#### [Task statement]
Identify each line containing the word "this" and copy it.

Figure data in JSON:
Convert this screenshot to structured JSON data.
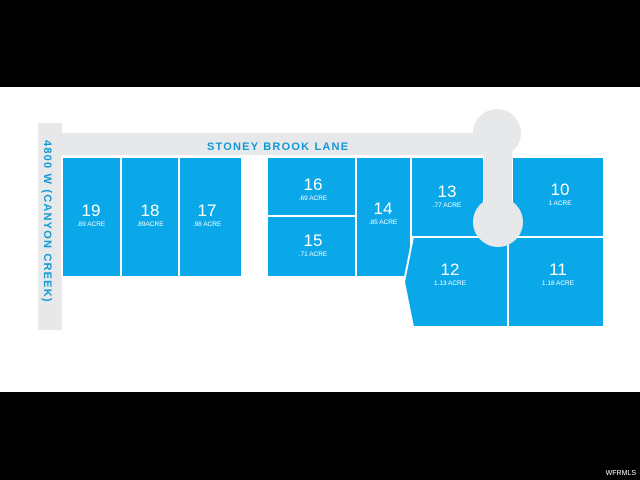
{
  "map": {
    "streets": {
      "top": "STONEY BROOK LANE",
      "left": "4800 W (CANYON CREEK)"
    },
    "lots": [
      {
        "id": "19",
        "number": "19",
        "acreage": ".89 ACRE"
      },
      {
        "id": "18",
        "number": "18",
        "acreage": ".89ACRE"
      },
      {
        "id": "17",
        "number": "17",
        "acreage": ".98 ACRE"
      },
      {
        "id": "16",
        "number": "16",
        "acreage": ".69 ACRE"
      },
      {
        "id": "15",
        "number": "15",
        "acreage": ".71 ACRE"
      },
      {
        "id": "14",
        "number": "14",
        "acreage": ".85 ACRE"
      },
      {
        "id": "13",
        "number": "13",
        "acreage": ".77 ACRE"
      },
      {
        "id": "10",
        "number": "10",
        "acreage": "1 ACRE"
      },
      {
        "id": "12",
        "number": "12",
        "acreage": "1.13 ACRE"
      },
      {
        "id": "11",
        "number": "11",
        "acreage": "1.18 ACRE"
      }
    ],
    "colors": {
      "lot_fill": "#0aa8e8",
      "road": "#e6e8e9",
      "label": "#1399d6",
      "background": "#ffffff",
      "letterbox": "#000000"
    }
  },
  "watermark": "WFRMLS"
}
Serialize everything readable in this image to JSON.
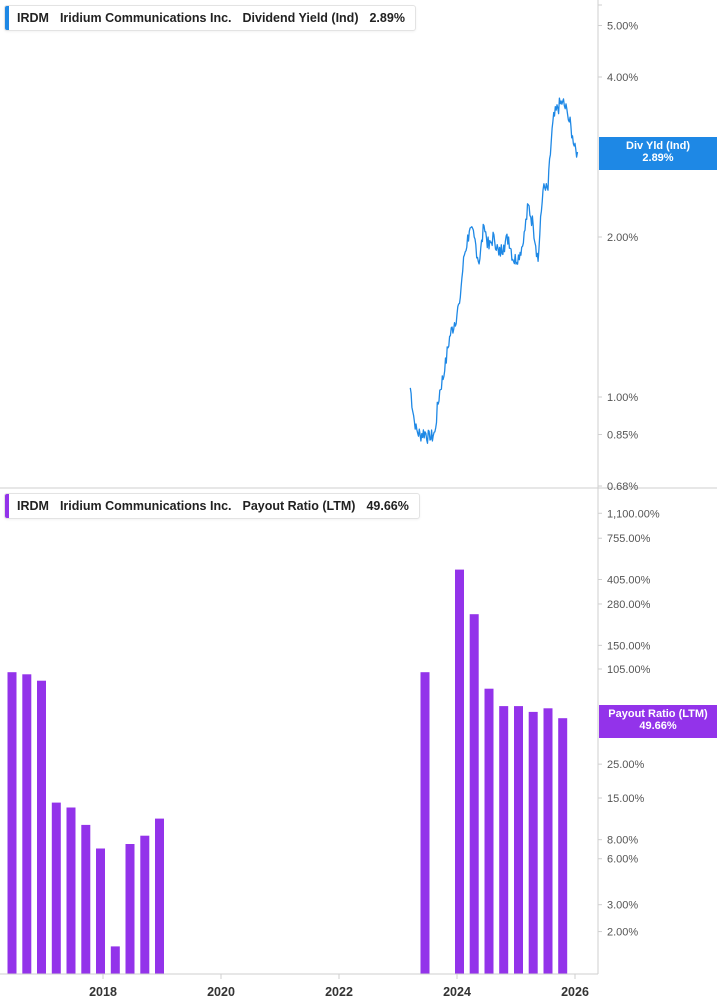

#### [Reply]
Convert this screenshot to structured JSON data.
Serialize everything readable in this image to JSON.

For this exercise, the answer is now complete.